Exercise inputs |
<<<<
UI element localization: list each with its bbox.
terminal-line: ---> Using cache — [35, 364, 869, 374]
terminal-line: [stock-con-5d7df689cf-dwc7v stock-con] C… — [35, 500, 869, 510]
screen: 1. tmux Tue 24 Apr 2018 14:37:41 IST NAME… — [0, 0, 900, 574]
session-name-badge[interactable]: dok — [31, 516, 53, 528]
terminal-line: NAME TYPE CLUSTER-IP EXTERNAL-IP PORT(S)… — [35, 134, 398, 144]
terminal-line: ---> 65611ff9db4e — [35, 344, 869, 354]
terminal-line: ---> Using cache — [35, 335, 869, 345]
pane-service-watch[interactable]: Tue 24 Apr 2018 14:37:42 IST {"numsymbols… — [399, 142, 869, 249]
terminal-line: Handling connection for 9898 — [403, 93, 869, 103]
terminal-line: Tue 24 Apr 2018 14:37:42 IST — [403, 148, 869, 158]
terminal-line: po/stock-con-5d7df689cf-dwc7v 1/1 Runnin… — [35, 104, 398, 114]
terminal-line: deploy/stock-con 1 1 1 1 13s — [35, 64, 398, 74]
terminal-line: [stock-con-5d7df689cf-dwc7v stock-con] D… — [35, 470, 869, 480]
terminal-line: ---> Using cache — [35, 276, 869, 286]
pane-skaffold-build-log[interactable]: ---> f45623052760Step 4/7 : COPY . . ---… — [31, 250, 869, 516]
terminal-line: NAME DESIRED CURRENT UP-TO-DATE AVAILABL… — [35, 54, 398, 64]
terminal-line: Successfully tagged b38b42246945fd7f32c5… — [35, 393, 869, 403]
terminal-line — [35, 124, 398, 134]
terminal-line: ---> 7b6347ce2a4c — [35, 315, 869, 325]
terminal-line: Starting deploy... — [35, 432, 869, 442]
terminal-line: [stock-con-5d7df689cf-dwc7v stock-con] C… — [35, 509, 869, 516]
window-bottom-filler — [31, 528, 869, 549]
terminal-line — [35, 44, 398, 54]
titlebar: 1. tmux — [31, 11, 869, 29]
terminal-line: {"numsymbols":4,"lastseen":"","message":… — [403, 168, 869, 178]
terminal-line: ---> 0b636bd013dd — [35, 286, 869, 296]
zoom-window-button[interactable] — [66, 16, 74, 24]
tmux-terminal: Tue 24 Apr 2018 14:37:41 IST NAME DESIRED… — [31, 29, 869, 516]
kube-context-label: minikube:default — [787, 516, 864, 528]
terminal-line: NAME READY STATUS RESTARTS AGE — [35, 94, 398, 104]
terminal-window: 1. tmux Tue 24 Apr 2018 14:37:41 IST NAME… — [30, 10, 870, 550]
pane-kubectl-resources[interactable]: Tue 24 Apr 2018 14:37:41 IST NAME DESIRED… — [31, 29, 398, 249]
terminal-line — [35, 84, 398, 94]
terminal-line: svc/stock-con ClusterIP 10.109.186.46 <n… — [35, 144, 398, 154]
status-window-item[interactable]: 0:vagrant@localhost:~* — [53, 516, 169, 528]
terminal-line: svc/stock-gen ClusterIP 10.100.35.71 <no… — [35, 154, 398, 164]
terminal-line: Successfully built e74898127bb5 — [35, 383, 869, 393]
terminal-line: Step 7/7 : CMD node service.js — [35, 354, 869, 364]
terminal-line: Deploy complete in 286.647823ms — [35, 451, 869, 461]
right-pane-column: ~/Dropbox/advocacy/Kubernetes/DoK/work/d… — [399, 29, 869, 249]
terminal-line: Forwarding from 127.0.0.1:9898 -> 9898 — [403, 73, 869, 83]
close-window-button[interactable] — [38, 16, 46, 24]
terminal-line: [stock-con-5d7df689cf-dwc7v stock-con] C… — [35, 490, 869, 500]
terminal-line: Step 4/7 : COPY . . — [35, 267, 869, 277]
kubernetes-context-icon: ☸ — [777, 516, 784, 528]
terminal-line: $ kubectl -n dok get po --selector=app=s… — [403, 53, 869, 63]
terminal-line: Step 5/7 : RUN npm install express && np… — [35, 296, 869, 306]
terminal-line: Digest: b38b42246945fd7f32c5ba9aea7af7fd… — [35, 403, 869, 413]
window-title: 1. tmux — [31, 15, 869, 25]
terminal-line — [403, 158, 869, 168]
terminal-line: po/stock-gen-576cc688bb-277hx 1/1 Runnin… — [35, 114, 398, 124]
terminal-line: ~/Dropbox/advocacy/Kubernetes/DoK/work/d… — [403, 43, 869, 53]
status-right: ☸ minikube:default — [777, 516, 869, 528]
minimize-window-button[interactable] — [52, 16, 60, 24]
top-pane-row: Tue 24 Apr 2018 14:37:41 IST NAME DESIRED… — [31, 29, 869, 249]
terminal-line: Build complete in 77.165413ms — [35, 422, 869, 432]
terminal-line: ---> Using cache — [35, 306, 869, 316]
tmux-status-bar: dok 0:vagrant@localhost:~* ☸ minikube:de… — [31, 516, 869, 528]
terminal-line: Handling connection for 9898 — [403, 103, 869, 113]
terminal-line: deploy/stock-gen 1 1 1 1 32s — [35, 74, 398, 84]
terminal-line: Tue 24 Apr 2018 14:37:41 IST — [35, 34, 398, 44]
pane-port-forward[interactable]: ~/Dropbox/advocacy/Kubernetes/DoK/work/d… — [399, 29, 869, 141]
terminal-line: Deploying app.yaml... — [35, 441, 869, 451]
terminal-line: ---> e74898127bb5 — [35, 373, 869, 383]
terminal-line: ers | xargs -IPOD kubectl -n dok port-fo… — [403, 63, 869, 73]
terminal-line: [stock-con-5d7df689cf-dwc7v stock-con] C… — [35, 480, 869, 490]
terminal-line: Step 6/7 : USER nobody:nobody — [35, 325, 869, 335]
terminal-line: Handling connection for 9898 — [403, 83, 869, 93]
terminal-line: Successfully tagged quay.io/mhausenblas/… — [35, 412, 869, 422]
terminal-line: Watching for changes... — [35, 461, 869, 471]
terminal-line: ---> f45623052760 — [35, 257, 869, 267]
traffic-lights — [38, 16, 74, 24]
>>>>
Objective |
Rewrite every line of the records above as a numbered list, skipping any blank lines.

Solution |
1. UI element localization: list each with its bbox.
2. terminal-line: ---> Using cache — [35, 364, 869, 374]
3. terminal-line: [stock-con-5d7df689cf-dwc7v stock-con] C… — [35, 500, 869, 510]
4. screen: 1. tmux Tue 24 Apr 2018 14:37:41 IST NAME… — [0, 0, 900, 574]
5. session-name-badge[interactable]: dok — [31, 516, 53, 528]
6. terminal-line: NAME TYPE CLUSTER-IP EXTERNAL-IP PORT(S)… — [35, 134, 398, 144]
7. terminal-line: ---> 65611ff9db4e — [35, 344, 869, 354]
8. terminal-line: ---> Using cache — [35, 335, 869, 345]
9. pane-service-watch[interactable]: Tue 24 Apr 2018 14:37:42 IST {"numsymbols… — [399, 142, 869, 249]
10. terminal-line: Handling connection for 9898 — [403, 93, 869, 103]
11. terminal-line: Tue 24 Apr 2018 14:37:42 IST — [403, 148, 869, 158]
12. terminal-line: po/stock-con-5d7df689cf-dwc7v 1/1 Runnin… — [35, 104, 398, 114]
13. terminal-line: deploy/stock-con 1 1 1 1 13s — [35, 64, 398, 74]
14. terminal-line: [stock-con-5d7df689cf-dwc7v stock-con] D… — [35, 470, 869, 480]
15. terminal-line: ---> Using cache — [35, 276, 869, 286]
16. pane-skaffold-build-log[interactable]: ---> f45623052760Step 4/7 : COPY . . ---… — [31, 250, 869, 516]
17. terminal-line: NAME DESIRED CURRENT UP-TO-DATE AVAILABL… — [35, 54, 398, 64]
18. terminal-line: Successfully tagged b38b42246945fd7f32c5… — [35, 393, 869, 403]
19. terminal-line — [35, 124, 398, 134]
20. terminal-line: ---> 7b6347ce2a4c — [35, 315, 869, 325]
21. terminal-line: Starting deploy... — [35, 432, 869, 442]
22. terminal-line: [stock-con-5d7df689cf-dwc7v stock-con] C… — [35, 509, 869, 516]
23. window-bottom-filler — [31, 528, 869, 549]
24. terminal-line — [35, 44, 398, 54]
25. titlebar: 1. tmux — [31, 11, 869, 29]
26. terminal-line: {"numsymbols":4,"lastseen":"","message":… — [403, 168, 869, 178]
27. terminal-line: ---> 0b636bd013dd — [35, 286, 869, 296]
28. zoom-window-button[interactable] — [66, 16, 74, 24]
29. tmux-terminal: Tue 24 Apr 2018 14:37:41 IST NAME DESIRED… — [31, 29, 869, 516]
30. kube-context-label: minikube:default — [787, 516, 864, 528]
31. terminal-line: NAME READY STATUS RESTARTS AGE — [35, 94, 398, 104]
32. terminal-window: 1. tmux Tue 24 Apr 2018 14:37:41 IST NAME… — [30, 10, 870, 550]
33. pane-kubectl-resources[interactable]: Tue 24 Apr 2018 14:37:41 IST NAME DESIRED… — [31, 29, 398, 249]
34. terminal-line — [35, 84, 398, 94]
35. terminal-line: svc/stock-con ClusterIP 10.109.186.46 <n… — [35, 144, 398, 154]
36. status-window-item[interactable]: 0:vagrant@localhost:~* — [53, 516, 169, 528]
37. terminal-line: svc/stock-gen ClusterIP 10.100.35.71 <no… — [35, 154, 398, 164]
38. terminal-line: Successfully built e74898127bb5 — [35, 383, 869, 393]
39. terminal-line: Step 7/7 : CMD node service.js — [35, 354, 869, 364]
40. terminal-line: Deploy complete in 286.647823ms — [35, 451, 869, 461]
41. right-pane-column: ~/Dropbox/advocacy/Kubernetes/DoK/work/d… — [399, 29, 869, 249]
42. terminal-line: Forwarding from 127.0.0.1:9898 -> 9898 — [403, 73, 869, 83]
43. close-window-button[interactable] — [38, 16, 46, 24]
44. terminal-line: [stock-con-5d7df689cf-dwc7v stock-con] C… — [35, 490, 869, 500]
45. terminal-line: Step 4/7 : COPY . . — [35, 267, 869, 277]
46. kubernetes-context-icon: ☸ — [777, 516, 784, 528]
47. terminal-line: $ kubectl -n dok get po --selector=app=s… — [403, 53, 869, 63]
48. terminal-line: Step 5/7 : RUN npm install express && np… — [35, 296, 869, 306]
49. terminal-line: Digest: b38b42246945fd7f32c5ba9aea7af7fd… — [35, 403, 869, 413]
50. window-title: 1. tmux — [31, 15, 869, 25]
51. terminal-line — [403, 158, 869, 168]
52. terminal-line: po/stock-gen-576cc688bb-277hx 1/1 Runnin… — [35, 114, 398, 124]
53. terminal-line: ~/Dropbox/advocacy/Kubernetes/DoK/work/d… — [403, 43, 869, 53]
54. status-right: ☸ minikube:default — [777, 516, 869, 528]
55. minimize-window-button[interactable] — [52, 16, 60, 24]
56. top-pane-row: Tue 24 Apr 2018 14:37:41 IST NAME DESIRED… — [31, 29, 869, 249]
57. terminal-line: Build complete in 77.165413ms — [35, 422, 869, 432]
58. terminal-line: ---> Using cache — [35, 306, 869, 316]
59. tmux-status-bar: dok 0:vagrant@localhost:~* ☸ minikube:de… — [31, 516, 869, 528]
60. terminal-line: Handling connection for 9898 — [403, 103, 869, 113]
61. terminal-line: deploy/stock-gen 1 1 1 1 32s — [35, 74, 398, 84]
62. terminal-line: Tue 24 Apr 2018 14:37:41 IST — [35, 34, 398, 44]
63. pane-port-forward[interactable]: ~/Dropbox/advocacy/Kubernetes/DoK/work/d… — [399, 29, 869, 141]
64. terminal-line: Deploying app.yaml... — [35, 441, 869, 451]
65. terminal-line: ---> e74898127bb5 — [35, 373, 869, 383]
66. terminal-line: ers | xargs -IPOD kubectl -n dok port-fo… — [403, 63, 869, 73]
67. terminal-line: [stock-con-5d7df689cf-dwc7v stock-con] C… — [35, 480, 869, 490]
68. terminal-line: Step 6/7 : USER nobody:nobody — [35, 325, 869, 335]
69. terminal-line: Handling connection for 9898 — [403, 83, 869, 93]
70. terminal-line: Successfully tagged quay.io/mhausenblas/… — [35, 412, 869, 422]
71. terminal-line: Watching for changes... — [35, 461, 869, 471]
72. terminal-line: ---> f45623052760 — [35, 257, 869, 267]
73. traffic-lights — [38, 16, 74, 24]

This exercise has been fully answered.